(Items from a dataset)
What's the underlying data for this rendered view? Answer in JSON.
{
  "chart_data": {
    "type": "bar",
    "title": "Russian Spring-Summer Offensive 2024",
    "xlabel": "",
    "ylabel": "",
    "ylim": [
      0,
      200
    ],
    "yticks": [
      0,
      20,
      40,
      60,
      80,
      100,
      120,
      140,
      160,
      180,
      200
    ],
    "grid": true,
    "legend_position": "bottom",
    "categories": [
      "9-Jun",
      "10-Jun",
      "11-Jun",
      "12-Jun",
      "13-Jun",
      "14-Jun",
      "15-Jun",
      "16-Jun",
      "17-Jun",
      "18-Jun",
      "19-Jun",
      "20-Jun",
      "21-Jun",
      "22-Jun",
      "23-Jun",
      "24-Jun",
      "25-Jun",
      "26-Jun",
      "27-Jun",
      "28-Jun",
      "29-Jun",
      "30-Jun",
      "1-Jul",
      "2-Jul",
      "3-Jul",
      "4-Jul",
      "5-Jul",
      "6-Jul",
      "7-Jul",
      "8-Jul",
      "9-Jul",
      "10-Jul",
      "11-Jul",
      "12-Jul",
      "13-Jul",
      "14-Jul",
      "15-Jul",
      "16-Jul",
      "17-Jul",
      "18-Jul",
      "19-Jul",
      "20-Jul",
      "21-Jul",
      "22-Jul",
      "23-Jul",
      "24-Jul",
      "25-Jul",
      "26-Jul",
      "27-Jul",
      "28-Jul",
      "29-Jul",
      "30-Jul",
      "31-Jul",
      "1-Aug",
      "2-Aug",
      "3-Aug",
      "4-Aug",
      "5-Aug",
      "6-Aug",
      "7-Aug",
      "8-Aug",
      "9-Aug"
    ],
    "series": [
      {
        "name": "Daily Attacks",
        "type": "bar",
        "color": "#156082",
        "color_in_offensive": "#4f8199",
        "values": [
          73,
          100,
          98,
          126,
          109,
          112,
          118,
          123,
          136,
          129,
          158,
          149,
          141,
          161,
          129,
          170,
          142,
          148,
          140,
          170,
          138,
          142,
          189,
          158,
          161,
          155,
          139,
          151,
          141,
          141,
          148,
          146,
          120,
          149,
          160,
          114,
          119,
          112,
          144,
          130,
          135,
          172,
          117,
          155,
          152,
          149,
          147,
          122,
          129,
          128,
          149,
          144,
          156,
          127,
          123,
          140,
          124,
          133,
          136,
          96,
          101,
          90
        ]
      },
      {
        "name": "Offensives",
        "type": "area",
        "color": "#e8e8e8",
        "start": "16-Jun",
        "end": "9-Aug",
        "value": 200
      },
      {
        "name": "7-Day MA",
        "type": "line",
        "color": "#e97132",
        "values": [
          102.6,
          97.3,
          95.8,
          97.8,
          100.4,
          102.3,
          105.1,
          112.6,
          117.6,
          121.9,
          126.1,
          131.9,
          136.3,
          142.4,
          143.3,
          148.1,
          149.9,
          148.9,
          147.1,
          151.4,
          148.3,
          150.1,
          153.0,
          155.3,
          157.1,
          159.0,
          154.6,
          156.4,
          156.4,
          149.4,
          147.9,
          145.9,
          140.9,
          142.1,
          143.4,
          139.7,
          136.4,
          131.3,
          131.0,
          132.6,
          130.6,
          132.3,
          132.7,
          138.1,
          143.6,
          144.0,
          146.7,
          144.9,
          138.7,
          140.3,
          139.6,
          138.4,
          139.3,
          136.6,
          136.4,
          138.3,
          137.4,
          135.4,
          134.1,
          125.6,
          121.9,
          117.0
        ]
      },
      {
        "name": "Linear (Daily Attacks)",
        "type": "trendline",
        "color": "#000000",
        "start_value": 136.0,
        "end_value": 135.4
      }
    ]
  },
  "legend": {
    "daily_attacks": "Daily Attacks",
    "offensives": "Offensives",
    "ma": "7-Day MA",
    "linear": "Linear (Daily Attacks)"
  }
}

*TASK OBJECTIVE*:
Copy out the whole listing exactly as written.

*RESPONSE TO THIS EXERCISE*:
What's the underlying data for this rendered view? Answer in JSON.
{
  "chart_data": {
    "type": "bar",
    "title": "Russian Spring-Summer Offensive 2024",
    "xlabel": "",
    "ylabel": "",
    "ylim": [
      0,
      200
    ],
    "yticks": [
      0,
      20,
      40,
      60,
      80,
      100,
      120,
      140,
      160,
      180,
      200
    ],
    "grid": true,
    "legend_position": "bottom",
    "categories": [
      "9-Jun",
      "10-Jun",
      "11-Jun",
      "12-Jun",
      "13-Jun",
      "14-Jun",
      "15-Jun",
      "16-Jun",
      "17-Jun",
      "18-Jun",
      "19-Jun",
      "20-Jun",
      "21-Jun",
      "22-Jun",
      "23-Jun",
      "24-Jun",
      "25-Jun",
      "26-Jun",
      "27-Jun",
      "28-Jun",
      "29-Jun",
      "30-Jun",
      "1-Jul",
      "2-Jul",
      "3-Jul",
      "4-Jul",
      "5-Jul",
      "6-Jul",
      "7-Jul",
      "8-Jul",
      "9-Jul",
      "10-Jul",
      "11-Jul",
      "12-Jul",
      "13-Jul",
      "14-Jul",
      "15-Jul",
      "16-Jul",
      "17-Jul",
      "18-Jul",
      "19-Jul",
      "20-Jul",
      "21-Jul",
      "22-Jul",
      "23-Jul",
      "24-Jul",
      "25-Jul",
      "26-Jul",
      "27-Jul",
      "28-Jul",
      "29-Jul",
      "30-Jul",
      "31-Jul",
      "1-Aug",
      "2-Aug",
      "3-Aug",
      "4-Aug",
      "5-Aug",
      "6-Aug",
      "7-Aug",
      "8-Aug",
      "9-Aug"
    ],
    "series": [
      {
        "name": "Daily Attacks",
        "type": "bar",
        "color": "#156082",
        "color_in_offensive": "#4f8199",
        "values": [
          73,
          100,
          98,
          126,
          109,
          112,
          118,
          123,
          136,
          129,
          158,
          149,
          141,
          161,
          129,
          170,
          142,
          148,
          140,
          170,
          138,
          142,
          189,
          158,
          161,
          155,
          139,
          151,
          141,
          141,
          148,
          146,
          120,
          149,
          160,
          114,
          119,
          112,
          144,
          130,
          135,
          172,
          117,
          155,
          152,
          149,
          147,
          122,
          129,
          128,
          149,
          144,
          156,
          127,
          123,
          140,
          124,
          133,
          136,
          96,
          101,
          90
        ]
      },
      {
        "name": "Offensives",
        "type": "area",
        "color": "#e8e8e8",
        "start": "16-Jun",
        "end": "9-Aug",
        "value": 200
      },
      {
        "name": "7-Day MA",
        "type": "line",
        "color": "#e97132",
        "values": [
          102.6,
          97.3,
          95.8,
          97.8,
          100.4,
          102.3,
          105.1,
          112.6,
          117.6,
          121.9,
          126.1,
          131.9,
          136.3,
          142.4,
          143.3,
          148.1,
          149.9,
          148.9,
          147.1,
          151.4,
          148.3,
          150.1,
          153.0,
          155.3,
          157.1,
          159.0,
          154.6,
          156.4,
          156.4,
          149.4,
          147.9,
          145.9,
          140.9,
          142.1,
          143.4,
          139.7,
          136.4,
          131.3,
          131.0,
          132.6,
          130.6,
          132.3,
          132.7,
          138.1,
          143.6,
          144.0,
          146.7,
          144.9,
          138.7,
          140.3,
          139.6,
          138.4,
          139.3,
          136.6,
          136.4,
          138.3,
          137.4,
          135.4,
          134.1,
          125.6,
          121.9,
          117.0
        ]
      },
      {
        "name": "Linear (Daily Attacks)",
        "type": "trendline",
        "color": "#000000",
        "start_value": 136.0,
        "end_value": 135.4
      }
    ]
  },
  "legend": {
    "daily_attacks": "Daily Attacks",
    "offensives": "Offensives",
    "ma": "7-Day MA",
    "linear": "Linear (Daily Attacks)"
  }
}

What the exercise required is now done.